• WHAT TO PRODUCE
Reproduce the full listing below unchanged, apart from the pictures.

• INFORMATION SHOWN
· · · · ·
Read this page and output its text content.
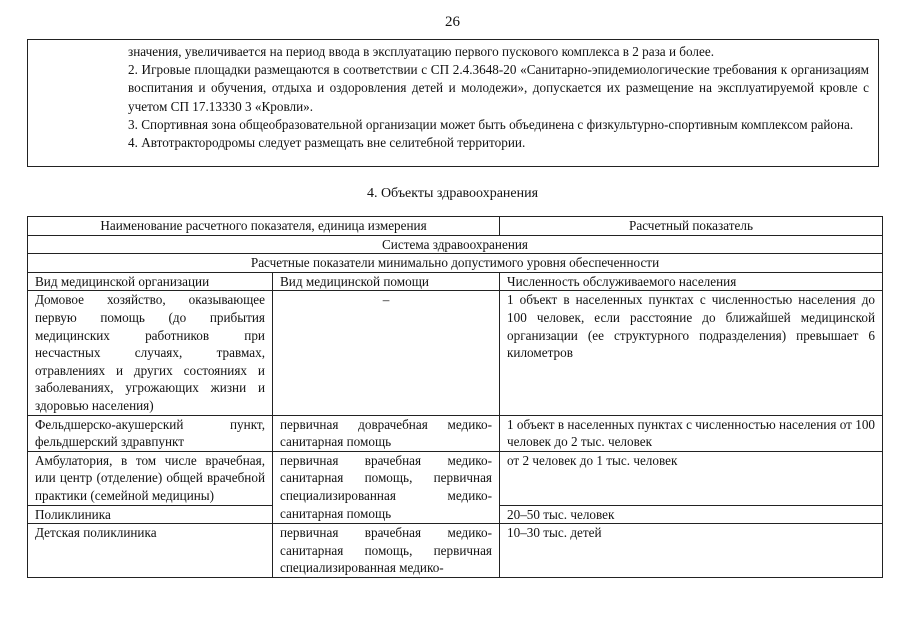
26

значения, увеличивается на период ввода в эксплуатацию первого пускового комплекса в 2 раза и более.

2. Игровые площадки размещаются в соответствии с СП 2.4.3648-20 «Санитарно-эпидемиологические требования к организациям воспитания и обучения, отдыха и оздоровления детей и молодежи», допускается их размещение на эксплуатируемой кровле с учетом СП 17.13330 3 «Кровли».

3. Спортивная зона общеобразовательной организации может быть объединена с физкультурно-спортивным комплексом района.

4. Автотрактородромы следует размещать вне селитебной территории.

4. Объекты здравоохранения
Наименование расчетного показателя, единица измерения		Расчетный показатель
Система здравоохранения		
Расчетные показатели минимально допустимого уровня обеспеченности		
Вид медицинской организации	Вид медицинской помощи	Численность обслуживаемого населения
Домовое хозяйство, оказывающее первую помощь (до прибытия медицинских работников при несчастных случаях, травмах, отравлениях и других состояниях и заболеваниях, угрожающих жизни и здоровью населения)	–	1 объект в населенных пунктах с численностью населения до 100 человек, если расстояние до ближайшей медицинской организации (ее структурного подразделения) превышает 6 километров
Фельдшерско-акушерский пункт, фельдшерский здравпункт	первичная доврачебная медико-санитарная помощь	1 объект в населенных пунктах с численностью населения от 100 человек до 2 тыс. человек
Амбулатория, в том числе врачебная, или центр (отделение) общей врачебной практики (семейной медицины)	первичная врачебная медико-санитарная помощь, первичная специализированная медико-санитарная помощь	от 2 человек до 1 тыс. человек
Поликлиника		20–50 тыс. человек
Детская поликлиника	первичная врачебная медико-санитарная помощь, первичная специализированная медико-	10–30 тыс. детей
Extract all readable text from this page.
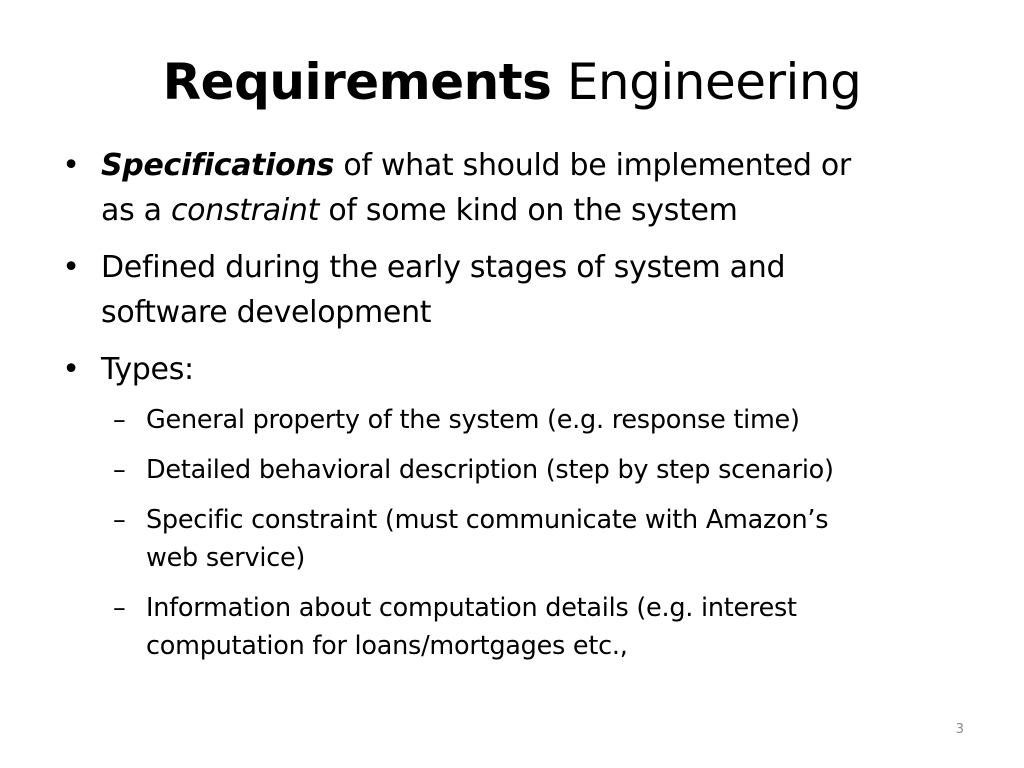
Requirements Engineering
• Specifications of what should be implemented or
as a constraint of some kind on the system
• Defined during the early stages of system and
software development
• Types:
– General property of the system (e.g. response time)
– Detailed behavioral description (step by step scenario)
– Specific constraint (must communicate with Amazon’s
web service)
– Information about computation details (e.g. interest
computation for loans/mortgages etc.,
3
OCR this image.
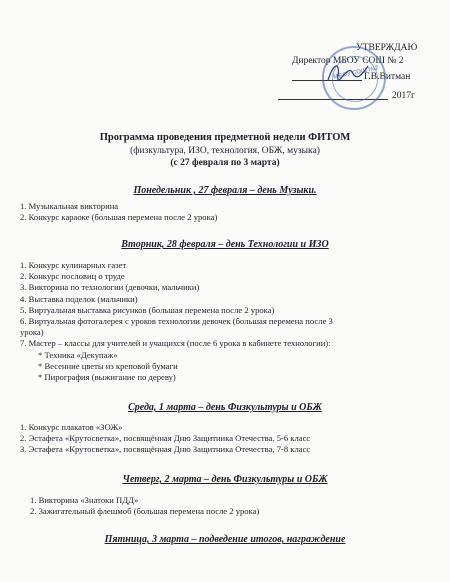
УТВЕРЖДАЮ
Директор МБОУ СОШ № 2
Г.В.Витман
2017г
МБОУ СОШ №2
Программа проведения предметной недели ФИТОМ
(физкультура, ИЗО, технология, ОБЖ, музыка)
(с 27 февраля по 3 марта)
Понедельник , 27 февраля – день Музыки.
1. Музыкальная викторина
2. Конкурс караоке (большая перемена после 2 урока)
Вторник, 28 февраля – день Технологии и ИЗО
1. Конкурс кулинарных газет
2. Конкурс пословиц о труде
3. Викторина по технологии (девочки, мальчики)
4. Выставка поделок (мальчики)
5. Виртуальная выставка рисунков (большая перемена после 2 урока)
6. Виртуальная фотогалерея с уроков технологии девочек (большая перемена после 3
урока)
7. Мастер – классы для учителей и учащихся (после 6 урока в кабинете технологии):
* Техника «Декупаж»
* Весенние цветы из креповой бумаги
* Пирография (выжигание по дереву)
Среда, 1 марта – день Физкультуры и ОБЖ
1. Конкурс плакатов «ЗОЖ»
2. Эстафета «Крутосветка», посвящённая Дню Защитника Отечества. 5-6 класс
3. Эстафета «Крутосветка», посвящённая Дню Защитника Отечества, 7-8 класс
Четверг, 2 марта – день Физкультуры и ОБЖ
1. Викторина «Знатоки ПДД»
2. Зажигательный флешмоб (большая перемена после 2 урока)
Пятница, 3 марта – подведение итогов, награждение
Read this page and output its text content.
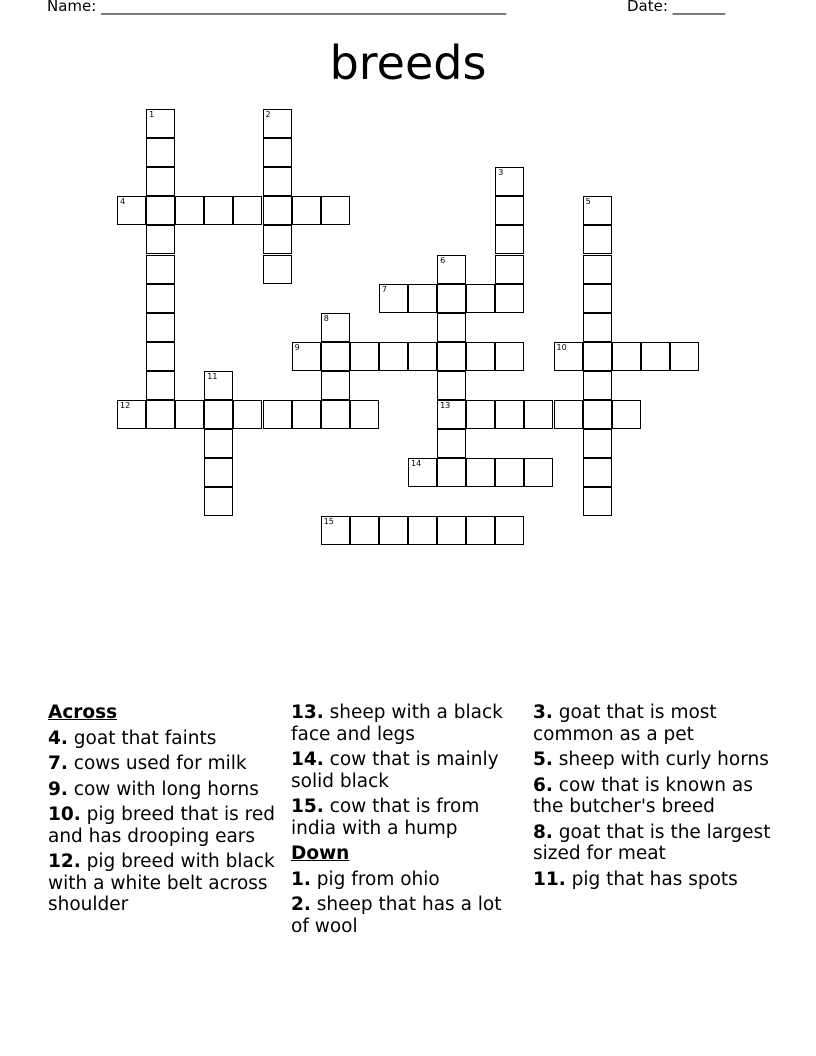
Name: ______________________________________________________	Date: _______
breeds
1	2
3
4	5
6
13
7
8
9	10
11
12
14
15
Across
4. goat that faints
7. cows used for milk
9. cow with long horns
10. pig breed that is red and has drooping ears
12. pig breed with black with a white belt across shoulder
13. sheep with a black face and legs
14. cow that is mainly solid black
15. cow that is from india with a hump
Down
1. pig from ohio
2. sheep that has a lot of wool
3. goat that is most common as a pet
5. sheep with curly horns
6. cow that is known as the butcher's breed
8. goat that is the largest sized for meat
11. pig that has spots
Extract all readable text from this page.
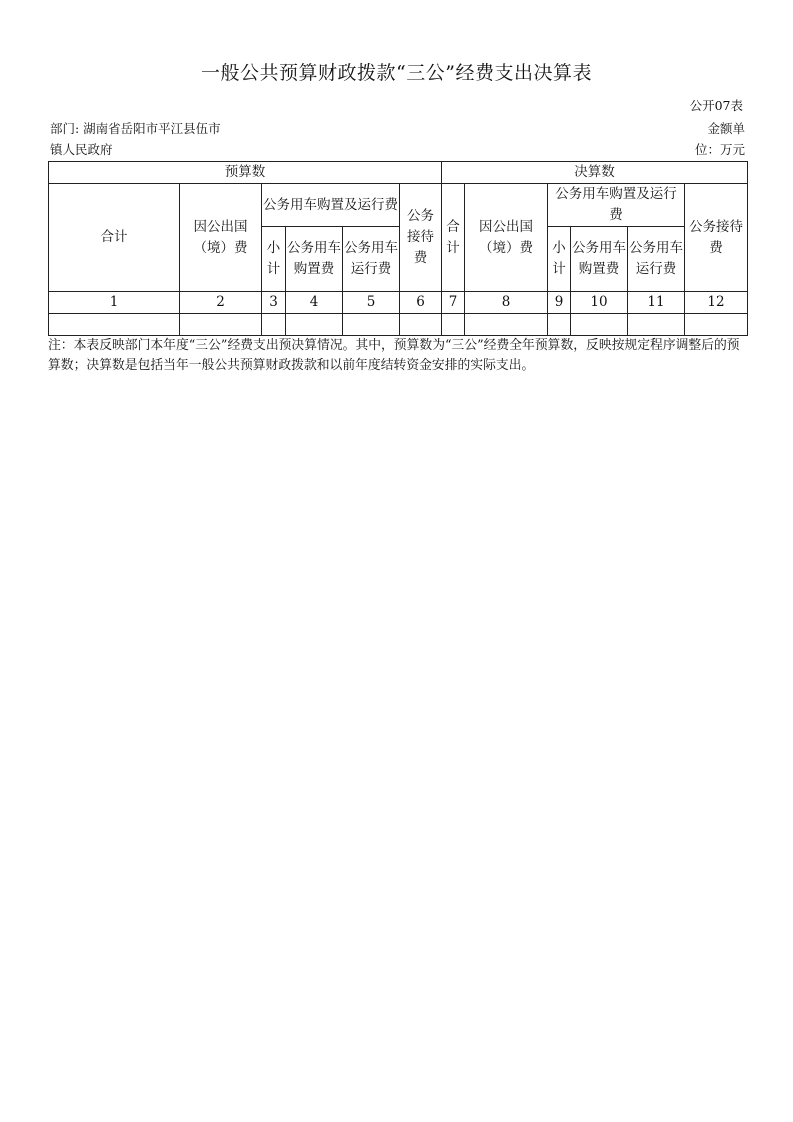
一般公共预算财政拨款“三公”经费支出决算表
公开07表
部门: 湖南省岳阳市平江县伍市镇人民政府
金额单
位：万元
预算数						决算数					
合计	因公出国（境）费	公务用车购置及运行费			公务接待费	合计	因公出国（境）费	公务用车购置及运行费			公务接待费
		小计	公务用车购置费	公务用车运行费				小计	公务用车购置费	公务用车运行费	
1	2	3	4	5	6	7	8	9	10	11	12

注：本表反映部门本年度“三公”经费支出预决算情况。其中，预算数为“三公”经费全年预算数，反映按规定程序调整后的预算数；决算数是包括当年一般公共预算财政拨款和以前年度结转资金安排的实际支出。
· · · · ·
• FINAL ANSWER
Read this page and output its text content.
26

значения, увеличивается на период ввода в эксплуатацию первого пускового комплекса в 2 раза и более.

2. Игровые площадки размещаются в соответствии с СП 2.4.3648-20 «Санитарно-эпидемиологические требования к организациям воспитания и обучения, отдыха и оздоровления детей и молодежи», допускается их размещение на эксплуатируемой кровле с учетом СП 17.13330 3 «Кровли».

3. Спортивная зона общеобразовательной организации может быть объединена с физкультурно-спортивным комплексом района.

4. Автотрактородромы следует размещать вне селитебной территории.

4. Объекты здравоохранения
Наименование расчетного показателя, единица измерения		Расчетный показатель
Система здравоохранения		
Расчетные показатели минимально допустимого уровня обеспеченности		
Вид медицинской организации	Вид медицинской помощи	Численность обслуживаемого населения
Домовое хозяйство, оказывающее первую помощь (до прибытия медицинских работников при несчастных случаях, травмах, отравлениях и других состояниях и заболеваниях, угрожающих жизни и здоровью населения)	–	1 объект в населенных пунктах с численностью населения до 100 человек, если расстояние до ближайшей медицинской организации (ее структурного подразделения) превышает 6 километров
Фельдшерско-акушерский пункт, фельдшерский здравпункт	первичная доврачебная медико-санитарная помощь	1 объект в населенных пунктах с численностью населения от 100 человек до 2 тыс. человек
Амбулатория, в том числе врачебная, или центр (отделение) общей врачебной практики (семейной медицины)	первичная врачебная медико-санитарная помощь, первичная специализированная медико-санитарная помощь	от 2 человек до 1 тыс. человек
Поликлиника		20–50 тыс. человек
Детская поликлиника	первичная врачебная медико-санитарная помощь, первичная специализированная медико-	10–30 тыс. детей
Extract all readable text from this page.
Requirements Engineering
• Specifications of what should be implemented or
as a constraint of some kind on the system
• Defined during the early stages of system and
software development
• Types:
– General property of the system (e.g. response time)
– Detailed behavioral description (step by step scenario)
– Specific constraint (must communicate with Amazon’s
web service)
– Information about computation details (e.g. interest
computation for loans/mortgages etc.,
3
OCR this image.
УТВЕРЖДАЮ
Директор МБОУ СОШ № 2
Г.В.Витман
2017г
МБОУ СОШ №2
Программа проведения предметной недели ФИТОМ
(физкультура, ИЗО, технология, ОБЖ, музыка)
(с 27 февраля по 3 марта)
Понедельник , 27 февраля – день Музыки.
1. Музыкальная викторина
2. Конкурс караоке (большая перемена после 2 урока)
Вторник, 28 февраля – день Технологии и ИЗО
1. Конкурс кулинарных газет
2. Конкурс пословиц о труде
3. Викторина по технологии (девочки, мальчики)
4. Выставка поделок (мальчики)
5. Виртуальная выставка рисунков (большая перемена после 2 урока)
6. Виртуальная фотогалерея с уроков технологии девочек (большая перемена после 3
урока)
7. Мастер – классы для учителей и учащихся (после 6 урока в кабинете технологии):
* Техника «Декупаж»
* Весенние цветы из креповой бумаги
* Пирография (выжигание по дереву)
Среда, 1 марта – день Физкультуры и ОБЖ
1. Конкурс плакатов «ЗОЖ»
2. Эстафета «Крутосветка», посвящённая Дню Защитника Отечества. 5-6 класс
3. Эстафета «Крутосветка», посвящённая Дню Защитника Отечества, 7-8 класс
Четверг, 2 марта – день Физкультуры и ОБЖ
1. Викторина «Знатоки ПДД»
2. Зажигательный флешмоб (большая перемена после 2 урока)
Пятница, 3 марта – подведение итогов, награждение
Read this page and output its text content.
Name: ______________________________________________________	Date: _______
breeds
1	2
3
4	5
6
13
7
8
9	10
11
12
14
15
Across
4. goat that faints
7. cows used for milk
9. cow with long horns
10. pig breed that is red and has drooping ears
12. pig breed with black with a white belt across shoulder
13. sheep with a black face and legs
14. cow that is mainly solid black
15. cow that is from india with a hump
Down
1. pig from ohio
2. sheep that has a lot of wool
3. goat that is most common as a pet
5. sheep with curly horns
6. cow that is known as the butcher's breed
8. goat that is the largest sized for meat
11. pig that has spots
Extract all readable text from this page.
一般公共预算财政拨款“三公”经费支出决算表
公开07表
部门: 湖南省岳阳市平江县伍市镇人民政府
金额单
位：万元
预算数						决算数					
合计	因公出国（境）费	公务用车购置及运行费			公务接待费	合计	因公出国（境）费	公务用车购置及运行费			公务接待费
		小计	公务用车购置费	公务用车运行费				小计	公务用车购置费	公务用车运行费	
1	2	3	4	5	6	7	8	9	10	11	12

注：本表反映部门本年度“三公”经费支出预决算情况。其中，预算数为“三公”经费全年预算数，反映按规定程序调整后的预算数；决算数是包括当年一般公共预算财政拨款和以前年度结转资金安排的实际支出。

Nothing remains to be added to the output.